_WORK REQUIRED:_ Extract each line holding the word "进步班集体" from the entries.

_RECORD EXTRACTS:_
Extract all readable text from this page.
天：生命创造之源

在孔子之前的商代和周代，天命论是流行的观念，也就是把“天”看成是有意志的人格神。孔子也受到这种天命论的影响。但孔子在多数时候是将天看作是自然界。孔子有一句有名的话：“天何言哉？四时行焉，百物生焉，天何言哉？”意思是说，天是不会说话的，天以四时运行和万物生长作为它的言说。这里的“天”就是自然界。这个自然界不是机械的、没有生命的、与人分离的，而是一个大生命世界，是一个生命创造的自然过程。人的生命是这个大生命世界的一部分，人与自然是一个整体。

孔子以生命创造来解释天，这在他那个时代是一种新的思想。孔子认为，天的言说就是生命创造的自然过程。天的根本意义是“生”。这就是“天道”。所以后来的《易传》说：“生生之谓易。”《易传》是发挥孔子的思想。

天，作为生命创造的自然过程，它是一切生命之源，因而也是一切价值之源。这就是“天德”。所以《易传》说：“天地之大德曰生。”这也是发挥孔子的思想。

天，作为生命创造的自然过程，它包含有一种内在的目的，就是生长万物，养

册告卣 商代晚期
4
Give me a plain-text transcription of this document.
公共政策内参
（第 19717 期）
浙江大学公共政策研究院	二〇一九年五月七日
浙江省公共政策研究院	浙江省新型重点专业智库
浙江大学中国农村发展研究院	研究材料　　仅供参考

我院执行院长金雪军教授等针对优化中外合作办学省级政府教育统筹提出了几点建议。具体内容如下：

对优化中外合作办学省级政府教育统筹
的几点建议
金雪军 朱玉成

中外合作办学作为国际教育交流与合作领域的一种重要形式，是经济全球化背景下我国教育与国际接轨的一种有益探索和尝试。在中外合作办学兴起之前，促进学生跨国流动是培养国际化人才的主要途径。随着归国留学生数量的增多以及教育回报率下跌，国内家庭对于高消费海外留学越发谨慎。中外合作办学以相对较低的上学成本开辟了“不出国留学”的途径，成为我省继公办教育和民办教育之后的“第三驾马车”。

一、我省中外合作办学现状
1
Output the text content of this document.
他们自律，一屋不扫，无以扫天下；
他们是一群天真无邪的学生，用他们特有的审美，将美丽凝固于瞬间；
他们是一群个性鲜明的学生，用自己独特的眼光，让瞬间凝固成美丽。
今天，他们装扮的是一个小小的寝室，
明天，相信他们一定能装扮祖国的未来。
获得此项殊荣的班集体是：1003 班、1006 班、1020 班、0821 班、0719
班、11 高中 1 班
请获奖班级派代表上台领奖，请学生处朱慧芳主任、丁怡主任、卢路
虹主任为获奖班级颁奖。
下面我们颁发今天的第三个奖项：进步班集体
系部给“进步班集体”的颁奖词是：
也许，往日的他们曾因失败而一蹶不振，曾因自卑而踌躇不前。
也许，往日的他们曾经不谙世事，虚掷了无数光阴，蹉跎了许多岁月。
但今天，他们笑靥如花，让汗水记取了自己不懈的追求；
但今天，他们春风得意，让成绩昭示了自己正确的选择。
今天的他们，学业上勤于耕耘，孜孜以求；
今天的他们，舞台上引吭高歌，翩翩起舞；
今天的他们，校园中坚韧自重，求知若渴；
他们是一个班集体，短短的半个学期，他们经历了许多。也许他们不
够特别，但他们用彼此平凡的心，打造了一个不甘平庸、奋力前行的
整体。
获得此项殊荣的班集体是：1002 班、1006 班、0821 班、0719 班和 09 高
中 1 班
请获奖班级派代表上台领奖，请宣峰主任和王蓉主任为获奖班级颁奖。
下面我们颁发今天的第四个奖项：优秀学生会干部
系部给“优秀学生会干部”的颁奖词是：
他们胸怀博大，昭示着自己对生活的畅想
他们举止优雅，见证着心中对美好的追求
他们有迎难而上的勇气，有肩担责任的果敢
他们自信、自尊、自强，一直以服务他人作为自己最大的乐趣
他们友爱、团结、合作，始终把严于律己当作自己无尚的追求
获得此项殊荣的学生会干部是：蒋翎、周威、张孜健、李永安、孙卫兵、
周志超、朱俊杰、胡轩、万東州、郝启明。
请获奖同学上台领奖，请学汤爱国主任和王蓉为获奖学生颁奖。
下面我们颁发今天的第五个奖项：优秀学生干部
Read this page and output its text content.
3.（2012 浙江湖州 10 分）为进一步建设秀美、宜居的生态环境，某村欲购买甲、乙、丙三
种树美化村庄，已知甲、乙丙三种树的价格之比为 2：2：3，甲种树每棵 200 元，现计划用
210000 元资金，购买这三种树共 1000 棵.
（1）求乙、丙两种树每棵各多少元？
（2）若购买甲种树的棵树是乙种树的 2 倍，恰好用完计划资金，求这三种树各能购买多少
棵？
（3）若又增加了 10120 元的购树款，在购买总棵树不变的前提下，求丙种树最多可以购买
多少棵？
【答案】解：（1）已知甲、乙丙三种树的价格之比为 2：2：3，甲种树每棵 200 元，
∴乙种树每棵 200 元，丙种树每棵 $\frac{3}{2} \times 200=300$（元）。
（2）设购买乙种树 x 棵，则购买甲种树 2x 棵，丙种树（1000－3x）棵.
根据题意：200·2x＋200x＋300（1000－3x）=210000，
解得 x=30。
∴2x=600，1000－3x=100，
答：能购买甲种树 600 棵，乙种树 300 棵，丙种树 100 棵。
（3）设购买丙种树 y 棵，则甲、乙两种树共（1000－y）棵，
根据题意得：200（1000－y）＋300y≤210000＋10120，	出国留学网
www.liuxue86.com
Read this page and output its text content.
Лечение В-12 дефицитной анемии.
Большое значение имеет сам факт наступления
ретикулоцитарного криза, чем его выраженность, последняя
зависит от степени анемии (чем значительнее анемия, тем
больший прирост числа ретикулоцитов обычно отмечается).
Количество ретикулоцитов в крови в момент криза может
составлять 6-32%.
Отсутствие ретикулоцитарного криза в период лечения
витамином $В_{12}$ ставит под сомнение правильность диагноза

_FULL ANSWER:_
下面我们颁发今天的第三个奖项：进步班集体
系部给“进步班集体”的颁奖词是：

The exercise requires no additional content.